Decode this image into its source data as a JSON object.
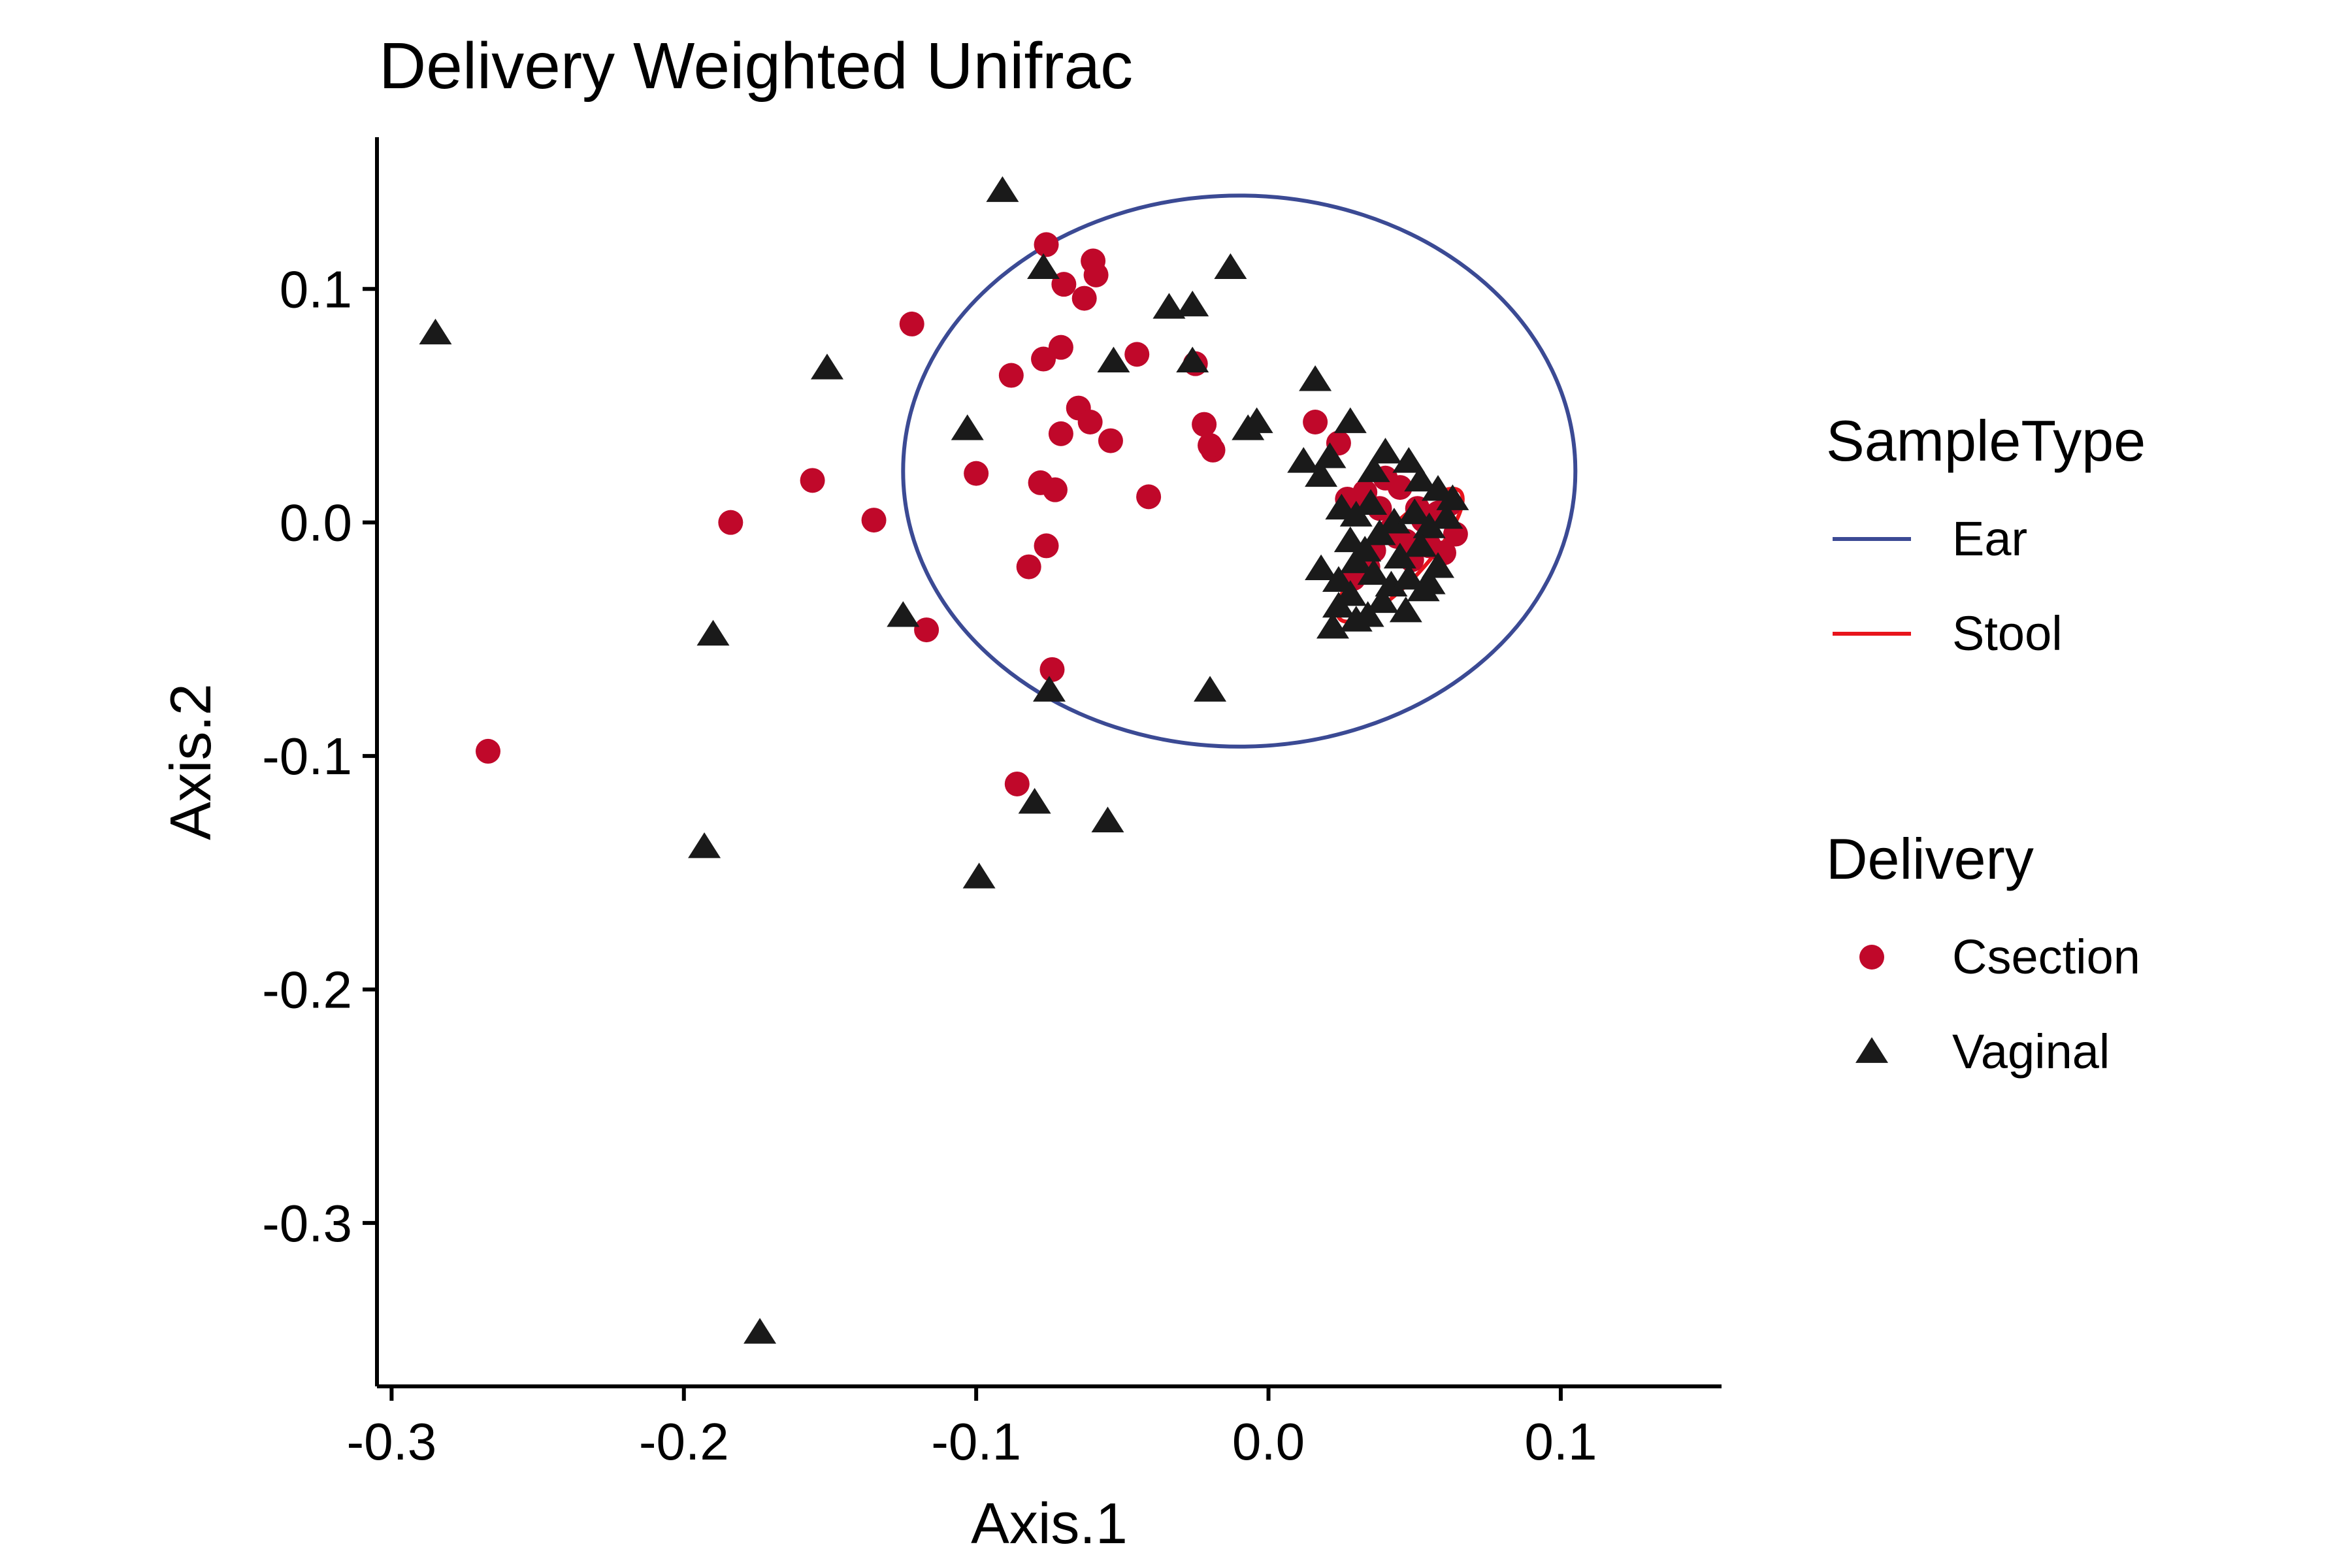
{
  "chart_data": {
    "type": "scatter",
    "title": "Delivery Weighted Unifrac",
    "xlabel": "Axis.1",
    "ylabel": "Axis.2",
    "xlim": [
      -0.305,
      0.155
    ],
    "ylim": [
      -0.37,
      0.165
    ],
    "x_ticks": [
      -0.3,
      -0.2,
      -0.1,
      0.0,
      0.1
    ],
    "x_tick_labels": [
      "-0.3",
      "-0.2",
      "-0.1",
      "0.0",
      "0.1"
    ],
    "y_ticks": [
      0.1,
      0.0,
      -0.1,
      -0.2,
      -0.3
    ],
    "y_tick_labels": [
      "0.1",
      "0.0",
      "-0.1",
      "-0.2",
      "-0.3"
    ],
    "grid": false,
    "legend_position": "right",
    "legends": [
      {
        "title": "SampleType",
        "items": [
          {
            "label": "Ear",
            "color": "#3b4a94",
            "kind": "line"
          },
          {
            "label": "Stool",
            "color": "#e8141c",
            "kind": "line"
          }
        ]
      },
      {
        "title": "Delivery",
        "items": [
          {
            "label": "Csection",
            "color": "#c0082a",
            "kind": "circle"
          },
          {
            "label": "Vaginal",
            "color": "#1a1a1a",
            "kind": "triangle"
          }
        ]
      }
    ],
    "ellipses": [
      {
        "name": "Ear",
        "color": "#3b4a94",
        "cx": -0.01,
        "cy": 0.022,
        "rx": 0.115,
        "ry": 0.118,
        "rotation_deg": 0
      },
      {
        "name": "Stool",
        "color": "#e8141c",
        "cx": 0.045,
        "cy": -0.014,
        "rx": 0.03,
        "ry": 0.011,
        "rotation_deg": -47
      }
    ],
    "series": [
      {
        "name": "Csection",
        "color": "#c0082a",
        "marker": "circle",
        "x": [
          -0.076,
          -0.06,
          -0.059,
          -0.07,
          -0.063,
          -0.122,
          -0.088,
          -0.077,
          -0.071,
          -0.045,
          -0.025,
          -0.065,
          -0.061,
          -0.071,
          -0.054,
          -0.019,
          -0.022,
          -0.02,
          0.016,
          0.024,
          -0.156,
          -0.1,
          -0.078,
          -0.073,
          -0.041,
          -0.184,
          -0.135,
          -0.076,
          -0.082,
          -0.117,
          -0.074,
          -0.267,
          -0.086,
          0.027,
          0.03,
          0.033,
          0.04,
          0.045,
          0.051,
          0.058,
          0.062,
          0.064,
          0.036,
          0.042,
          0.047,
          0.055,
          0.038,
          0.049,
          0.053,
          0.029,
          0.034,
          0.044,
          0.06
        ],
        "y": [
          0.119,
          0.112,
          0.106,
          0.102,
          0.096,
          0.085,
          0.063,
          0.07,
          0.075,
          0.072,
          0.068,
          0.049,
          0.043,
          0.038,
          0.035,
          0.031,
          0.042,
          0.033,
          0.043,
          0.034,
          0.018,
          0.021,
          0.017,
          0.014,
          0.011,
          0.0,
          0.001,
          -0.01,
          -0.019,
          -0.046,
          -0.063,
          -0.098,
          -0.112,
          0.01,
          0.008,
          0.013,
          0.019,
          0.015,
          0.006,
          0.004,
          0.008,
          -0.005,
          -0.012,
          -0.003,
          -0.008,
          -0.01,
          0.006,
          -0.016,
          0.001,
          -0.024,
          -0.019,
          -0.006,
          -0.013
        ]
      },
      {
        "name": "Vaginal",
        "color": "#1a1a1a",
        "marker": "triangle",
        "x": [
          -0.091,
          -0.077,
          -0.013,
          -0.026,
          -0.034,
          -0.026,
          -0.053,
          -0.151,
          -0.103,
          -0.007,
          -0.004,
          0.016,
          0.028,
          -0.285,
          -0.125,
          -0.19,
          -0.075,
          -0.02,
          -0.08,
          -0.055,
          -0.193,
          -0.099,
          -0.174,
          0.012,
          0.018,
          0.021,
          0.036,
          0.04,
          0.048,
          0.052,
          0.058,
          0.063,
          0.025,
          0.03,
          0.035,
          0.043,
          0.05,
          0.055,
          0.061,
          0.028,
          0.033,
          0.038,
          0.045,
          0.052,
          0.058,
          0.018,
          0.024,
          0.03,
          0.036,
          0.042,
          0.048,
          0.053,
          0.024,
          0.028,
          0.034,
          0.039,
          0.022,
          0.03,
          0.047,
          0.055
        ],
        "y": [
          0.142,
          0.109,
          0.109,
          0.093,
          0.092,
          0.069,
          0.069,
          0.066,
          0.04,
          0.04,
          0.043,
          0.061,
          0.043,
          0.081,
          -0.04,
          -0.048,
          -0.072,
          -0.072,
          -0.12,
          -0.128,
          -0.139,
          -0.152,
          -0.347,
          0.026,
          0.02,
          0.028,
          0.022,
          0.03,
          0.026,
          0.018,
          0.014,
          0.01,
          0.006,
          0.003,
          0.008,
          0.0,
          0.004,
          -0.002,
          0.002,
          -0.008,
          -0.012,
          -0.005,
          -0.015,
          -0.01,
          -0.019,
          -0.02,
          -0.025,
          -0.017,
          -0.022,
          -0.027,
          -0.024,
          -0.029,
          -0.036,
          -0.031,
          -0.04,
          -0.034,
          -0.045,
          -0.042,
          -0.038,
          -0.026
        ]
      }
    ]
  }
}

+++

▸ **Stated task**:
Each record above should come back exactly the same, only without its pictures.

▸ **Expected answer**:
Decode this image into its source data as a JSON object.
{
  "chart_data": {
    "type": "scatter",
    "title": "Delivery Weighted Unifrac",
    "xlabel": "Axis.1",
    "ylabel": "Axis.2",
    "xlim": [
      -0.305,
      0.155
    ],
    "ylim": [
      -0.37,
      0.165
    ],
    "x_ticks": [
      -0.3,
      -0.2,
      -0.1,
      0.0,
      0.1
    ],
    "x_tick_labels": [
      "-0.3",
      "-0.2",
      "-0.1",
      "0.0",
      "0.1"
    ],
    "y_ticks": [
      0.1,
      0.0,
      -0.1,
      -0.2,
      -0.3
    ],
    "y_tick_labels": [
      "0.1",
      "0.0",
      "-0.1",
      "-0.2",
      "-0.3"
    ],
    "grid": false,
    "legend_position": "right",
    "legends": [
      {
        "title": "SampleType",
        "items": [
          {
            "label": "Ear",
            "color": "#3b4a94",
            "kind": "line"
          },
          {
            "label": "Stool",
            "color": "#e8141c",
            "kind": "line"
          }
        ]
      },
      {
        "title": "Delivery",
        "items": [
          {
            "label": "Csection",
            "color": "#c0082a",
            "kind": "circle"
          },
          {
            "label": "Vaginal",
            "color": "#1a1a1a",
            "kind": "triangle"
          }
        ]
      }
    ],
    "ellipses": [
      {
        "name": "Ear",
        "color": "#3b4a94",
        "cx": -0.01,
        "cy": 0.022,
        "rx": 0.115,
        "ry": 0.118,
        "rotation_deg": 0
      },
      {
        "name": "Stool",
        "color": "#e8141c",
        "cx": 0.045,
        "cy": -0.014,
        "rx": 0.03,
        "ry": 0.011,
        "rotation_deg": -47
      }
    ],
    "series": [
      {
        "name": "Csection",
        "color": "#c0082a",
        "marker": "circle",
        "x": [
          -0.076,
          -0.06,
          -0.059,
          -0.07,
          -0.063,
          -0.122,
          -0.088,
          -0.077,
          -0.071,
          -0.045,
          -0.025,
          -0.065,
          -0.061,
          -0.071,
          -0.054,
          -0.019,
          -0.022,
          -0.02,
          0.016,
          0.024,
          -0.156,
          -0.1,
          -0.078,
          -0.073,
          -0.041,
          -0.184,
          -0.135,
          -0.076,
          -0.082,
          -0.117,
          -0.074,
          -0.267,
          -0.086,
          0.027,
          0.03,
          0.033,
          0.04,
          0.045,
          0.051,
          0.058,
          0.062,
          0.064,
          0.036,
          0.042,
          0.047,
          0.055,
          0.038,
          0.049,
          0.053,
          0.029,
          0.034,
          0.044,
          0.06
        ],
        "y": [
          0.119,
          0.112,
          0.106,
          0.102,
          0.096,
          0.085,
          0.063,
          0.07,
          0.075,
          0.072,
          0.068,
          0.049,
          0.043,
          0.038,
          0.035,
          0.031,
          0.042,
          0.033,
          0.043,
          0.034,
          0.018,
          0.021,
          0.017,
          0.014,
          0.011,
          0.0,
          0.001,
          -0.01,
          -0.019,
          -0.046,
          -0.063,
          -0.098,
          -0.112,
          0.01,
          0.008,
          0.013,
          0.019,
          0.015,
          0.006,
          0.004,
          0.008,
          -0.005,
          -0.012,
          -0.003,
          -0.008,
          -0.01,
          0.006,
          -0.016,
          0.001,
          -0.024,
          -0.019,
          -0.006,
          -0.013
        ]
      },
      {
        "name": "Vaginal",
        "color": "#1a1a1a",
        "marker": "triangle",
        "x": [
          -0.091,
          -0.077,
          -0.013,
          -0.026,
          -0.034,
          -0.026,
          -0.053,
          -0.151,
          -0.103,
          -0.007,
          -0.004,
          0.016,
          0.028,
          -0.285,
          -0.125,
          -0.19,
          -0.075,
          -0.02,
          -0.08,
          -0.055,
          -0.193,
          -0.099,
          -0.174,
          0.012,
          0.018,
          0.021,
          0.036,
          0.04,
          0.048,
          0.052,
          0.058,
          0.063,
          0.025,
          0.03,
          0.035,
          0.043,
          0.05,
          0.055,
          0.061,
          0.028,
          0.033,
          0.038,
          0.045,
          0.052,
          0.058,
          0.018,
          0.024,
          0.03,
          0.036,
          0.042,
          0.048,
          0.053,
          0.024,
          0.028,
          0.034,
          0.039,
          0.022,
          0.03,
          0.047,
          0.055
        ],
        "y": [
          0.142,
          0.109,
          0.109,
          0.093,
          0.092,
          0.069,
          0.069,
          0.066,
          0.04,
          0.04,
          0.043,
          0.061,
          0.043,
          0.081,
          -0.04,
          -0.048,
          -0.072,
          -0.072,
          -0.12,
          -0.128,
          -0.139,
          -0.152,
          -0.347,
          0.026,
          0.02,
          0.028,
          0.022,
          0.03,
          0.026,
          0.018,
          0.014,
          0.01,
          0.006,
          0.003,
          0.008,
          0.0,
          0.004,
          -0.002,
          0.002,
          -0.008,
          -0.012,
          -0.005,
          -0.015,
          -0.01,
          -0.019,
          -0.02,
          -0.025,
          -0.017,
          -0.022,
          -0.027,
          -0.024,
          -0.029,
          -0.036,
          -0.031,
          -0.04,
          -0.034,
          -0.045,
          -0.042,
          -0.038,
          -0.026
        ]
      }
    ]
  }
}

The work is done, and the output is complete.